Dataset records:
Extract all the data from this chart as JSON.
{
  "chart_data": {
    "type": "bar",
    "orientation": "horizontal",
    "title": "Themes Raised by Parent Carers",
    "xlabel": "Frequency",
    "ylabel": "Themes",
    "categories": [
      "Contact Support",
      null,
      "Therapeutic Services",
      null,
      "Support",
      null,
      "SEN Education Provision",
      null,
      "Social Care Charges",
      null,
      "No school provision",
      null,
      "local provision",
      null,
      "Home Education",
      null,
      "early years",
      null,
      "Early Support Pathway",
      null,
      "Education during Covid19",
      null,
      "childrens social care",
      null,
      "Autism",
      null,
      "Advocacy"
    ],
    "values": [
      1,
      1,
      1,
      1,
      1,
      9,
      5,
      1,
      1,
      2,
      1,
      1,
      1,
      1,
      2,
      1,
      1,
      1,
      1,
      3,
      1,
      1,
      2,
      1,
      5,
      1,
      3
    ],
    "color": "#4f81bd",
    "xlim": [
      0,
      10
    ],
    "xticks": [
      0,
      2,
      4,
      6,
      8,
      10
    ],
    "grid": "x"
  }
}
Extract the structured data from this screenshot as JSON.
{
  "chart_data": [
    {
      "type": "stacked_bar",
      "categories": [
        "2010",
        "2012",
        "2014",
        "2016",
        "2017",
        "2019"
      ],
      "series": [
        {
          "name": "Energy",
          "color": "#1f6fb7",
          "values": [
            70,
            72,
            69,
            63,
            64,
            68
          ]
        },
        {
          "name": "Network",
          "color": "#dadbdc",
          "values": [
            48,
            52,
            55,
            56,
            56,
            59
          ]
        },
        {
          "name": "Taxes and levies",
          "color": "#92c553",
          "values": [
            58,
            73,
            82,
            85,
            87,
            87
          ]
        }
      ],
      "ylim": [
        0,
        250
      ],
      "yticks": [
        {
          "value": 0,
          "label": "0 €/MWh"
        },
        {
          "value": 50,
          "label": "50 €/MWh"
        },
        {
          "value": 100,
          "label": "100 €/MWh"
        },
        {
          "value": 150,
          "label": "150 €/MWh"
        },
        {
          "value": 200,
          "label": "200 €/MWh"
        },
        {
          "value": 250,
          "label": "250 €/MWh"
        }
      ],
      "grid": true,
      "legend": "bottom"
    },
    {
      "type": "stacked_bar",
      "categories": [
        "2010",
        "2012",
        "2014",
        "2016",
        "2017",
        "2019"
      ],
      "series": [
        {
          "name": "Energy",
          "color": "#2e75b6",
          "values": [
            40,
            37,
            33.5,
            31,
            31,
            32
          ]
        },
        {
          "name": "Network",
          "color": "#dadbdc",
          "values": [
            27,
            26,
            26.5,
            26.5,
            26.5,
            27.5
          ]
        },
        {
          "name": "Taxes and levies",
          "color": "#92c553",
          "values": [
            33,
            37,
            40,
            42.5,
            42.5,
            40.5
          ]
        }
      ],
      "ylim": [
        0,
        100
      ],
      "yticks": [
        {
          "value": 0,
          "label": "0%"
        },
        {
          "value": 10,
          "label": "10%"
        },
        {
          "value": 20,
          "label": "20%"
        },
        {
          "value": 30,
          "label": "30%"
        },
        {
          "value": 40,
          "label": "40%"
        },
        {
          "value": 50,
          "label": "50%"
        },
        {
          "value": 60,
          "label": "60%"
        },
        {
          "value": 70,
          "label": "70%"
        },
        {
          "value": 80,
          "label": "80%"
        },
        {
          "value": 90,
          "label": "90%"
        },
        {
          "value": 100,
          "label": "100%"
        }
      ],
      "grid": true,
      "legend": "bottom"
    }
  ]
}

**Written exercise**
Repeat the data exactly. Leave nothing out.

**Response**
Extract all the data from this chart as JSON.
{
  "chart_data": {
    "type": "bar",
    "orientation": "horizontal",
    "title": "Themes Raised by Parent Carers",
    "xlabel": "Frequency",
    "ylabel": "Themes",
    "categories": [
      "Contact Support",
      null,
      "Therapeutic Services",
      null,
      "Support",
      null,
      "SEN Education Provision",
      null,
      "Social Care Charges",
      null,
      "No school provision",
      null,
      "local provision",
      null,
      "Home Education",
      null,
      "early years",
      null,
      "Early Support Pathway",
      null,
      "Education during Covid19",
      null,
      "childrens social care",
      null,
      "Autism",
      null,
      "Advocacy"
    ],
    "values": [
      1,
      1,
      1,
      1,
      1,
      9,
      5,
      1,
      1,
      2,
      1,
      1,
      1,
      1,
      2,
      1,
      1,
      1,
      1,
      3,
      1,
      1,
      2,
      1,
      5,
      1,
      3
    ],
    "color": "#4f81bd",
    "xlim": [
      0,
      10
    ],
    "xticks": [
      0,
      2,
      4,
      6,
      8,
      10
    ],
    "grid": "x"
  }
}
Extract the structured data from this screenshot as JSON.
{
  "chart_data": [
    {
      "type": "stacked_bar",
      "categories": [
        "2010",
        "2012",
        "2014",
        "2016",
        "2017",
        "2019"
      ],
      "series": [
        {
          "name": "Energy",
          "color": "#1f6fb7",
          "values": [
            70,
            72,
            69,
            63,
            64,
            68
          ]
        },
        {
          "name": "Network",
          "color": "#dadbdc",
          "values": [
            48,
            52,
            55,
            56,
            56,
            59
          ]
        },
        {
          "name": "Taxes and levies",
          "color": "#92c553",
          "values": [
            58,
            73,
            82,
            85,
            87,
            87
          ]
        }
      ],
      "ylim": [
        0,
        250
      ],
      "yticks": [
        {
          "value": 0,
          "label": "0 €/MWh"
        },
        {
          "value": 50,
          "label": "50 €/MWh"
        },
        {
          "value": 100,
          "label": "100 €/MWh"
        },
        {
          "value": 150,
          "label": "150 €/MWh"
        },
        {
          "value": 200,
          "label": "200 €/MWh"
        },
        {
          "value": 250,
          "label": "250 €/MWh"
        }
      ],
      "grid": true,
      "legend": "bottom"
    },
    {
      "type": "stacked_bar",
      "categories": [
        "2010",
        "2012",
        "2014",
        "2016",
        "2017",
        "2019"
      ],
      "series": [
        {
          "name": "Energy",
          "color": "#2e75b6",
          "values": [
            40,
            37,
            33.5,
            31,
            31,
            32
          ]
        },
        {
          "name": "Network",
          "color": "#dadbdc",
          "values": [
            27,
            26,
            26.5,
            26.5,
            26.5,
            27.5
          ]
        },
        {
          "name": "Taxes and levies",
          "color": "#92c553",
          "values": [
            33,
            37,
            40,
            42.5,
            42.5,
            40.5
          ]
        }
      ],
      "ylim": [
        0,
        100
      ],
      "yticks": [
        {
          "value": 0,
          "label": "0%"
        },
        {
          "value": 10,
          "label": "10%"
        },
        {
          "value": 20,
          "label": "20%"
        },
        {
          "value": 30,
          "label": "30%"
        },
        {
          "value": 40,
          "label": "40%"
        },
        {
          "value": 50,
          "label": "50%"
        },
        {
          "value": 60,
          "label": "60%"
        },
        {
          "value": 70,
          "label": "70%"
        },
        {
          "value": 80,
          "label": "80%"
        },
        {
          "value": 90,
          "label": "90%"
        },
        {
          "value": 100,
          "label": "100%"
        }
      ],
      "grid": true,
      "legend": "bottom"
    }
  ]
}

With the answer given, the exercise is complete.